[Set problem]
Every entry must be duplicated precisely as written.
── Data for the task ──
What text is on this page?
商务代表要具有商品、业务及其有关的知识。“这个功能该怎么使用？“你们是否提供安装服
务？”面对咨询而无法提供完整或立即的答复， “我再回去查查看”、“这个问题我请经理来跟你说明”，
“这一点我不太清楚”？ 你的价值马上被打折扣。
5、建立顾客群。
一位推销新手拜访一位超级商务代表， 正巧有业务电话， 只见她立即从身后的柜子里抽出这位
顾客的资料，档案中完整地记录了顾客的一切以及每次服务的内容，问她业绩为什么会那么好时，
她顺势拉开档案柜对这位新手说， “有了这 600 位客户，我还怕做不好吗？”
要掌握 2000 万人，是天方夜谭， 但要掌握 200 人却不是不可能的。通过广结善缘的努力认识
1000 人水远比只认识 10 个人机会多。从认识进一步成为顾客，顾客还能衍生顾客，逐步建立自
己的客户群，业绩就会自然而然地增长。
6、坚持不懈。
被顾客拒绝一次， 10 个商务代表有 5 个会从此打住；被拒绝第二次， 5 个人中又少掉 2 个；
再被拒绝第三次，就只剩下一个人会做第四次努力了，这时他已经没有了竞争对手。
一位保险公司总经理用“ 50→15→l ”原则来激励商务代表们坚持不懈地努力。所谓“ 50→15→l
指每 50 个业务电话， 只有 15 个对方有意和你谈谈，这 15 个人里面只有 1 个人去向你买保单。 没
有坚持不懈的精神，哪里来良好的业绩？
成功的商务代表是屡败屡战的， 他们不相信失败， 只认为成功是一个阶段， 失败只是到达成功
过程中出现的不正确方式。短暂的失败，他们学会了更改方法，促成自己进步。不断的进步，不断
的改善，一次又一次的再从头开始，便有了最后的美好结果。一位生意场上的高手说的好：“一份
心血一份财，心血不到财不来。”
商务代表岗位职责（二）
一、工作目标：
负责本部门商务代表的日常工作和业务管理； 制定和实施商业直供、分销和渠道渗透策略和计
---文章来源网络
───
[Written response]
What text is on this page?
商务代表要具有商品、业务及其有关的知识。“这个功能该怎么使用？“你们是否提供安装服
务？”面对咨询而无法提供完整或立即的答复， “我再回去查查看”、“这个问题我请经理来跟你说明”，
“这一点我不太清楚”？ 你的价值马上被打折扣。
5、建立顾客群。
一位推销新手拜访一位超级商务代表， 正巧有业务电话， 只见她立即从身后的柜子里抽出这位
顾客的资料，档案中完整地记录了顾客的一切以及每次服务的内容，问她业绩为什么会那么好时，
她顺势拉开档案柜对这位新手说， “有了这 600 位客户，我还怕做不好吗？”
要掌握 2000 万人，是天方夜谭， 但要掌握 200 人却不是不可能的。通过广结善缘的努力认识
1000 人水远比只认识 10 个人机会多。从认识进一步成为顾客，顾客还能衍生顾客，逐步建立自
己的客户群，业绩就会自然而然地增长。
6、坚持不懈。
被顾客拒绝一次， 10 个商务代表有 5 个会从此打住；被拒绝第二次， 5 个人中又少掉 2 个；
再被拒绝第三次，就只剩下一个人会做第四次努力了，这时他已经没有了竞争对手。
一位保险公司总经理用“ 50→15→l ”原则来激励商务代表们坚持不懈地努力。所谓“ 50→15→l
指每 50 个业务电话， 只有 15 个对方有意和你谈谈，这 15 个人里面只有 1 个人去向你买保单。 没
有坚持不懈的精神，哪里来良好的业绩？
成功的商务代表是屡败屡战的， 他们不相信失败， 只认为成功是一个阶段， 失败只是到达成功
过程中出现的不正确方式。短暂的失败，他们学会了更改方法，促成自己进步。不断的进步，不断
的改善，一次又一次的再从头开始，便有了最后的美好结果。一位生意场上的高手说的好：“一份
心血一份财，心血不到财不来。”
商务代表岗位职责（二）
一、工作目标：
负责本部门商务代表的日常工作和业务管理； 制定和实施商业直供、分销和渠道渗透策略和计
---文章来源网络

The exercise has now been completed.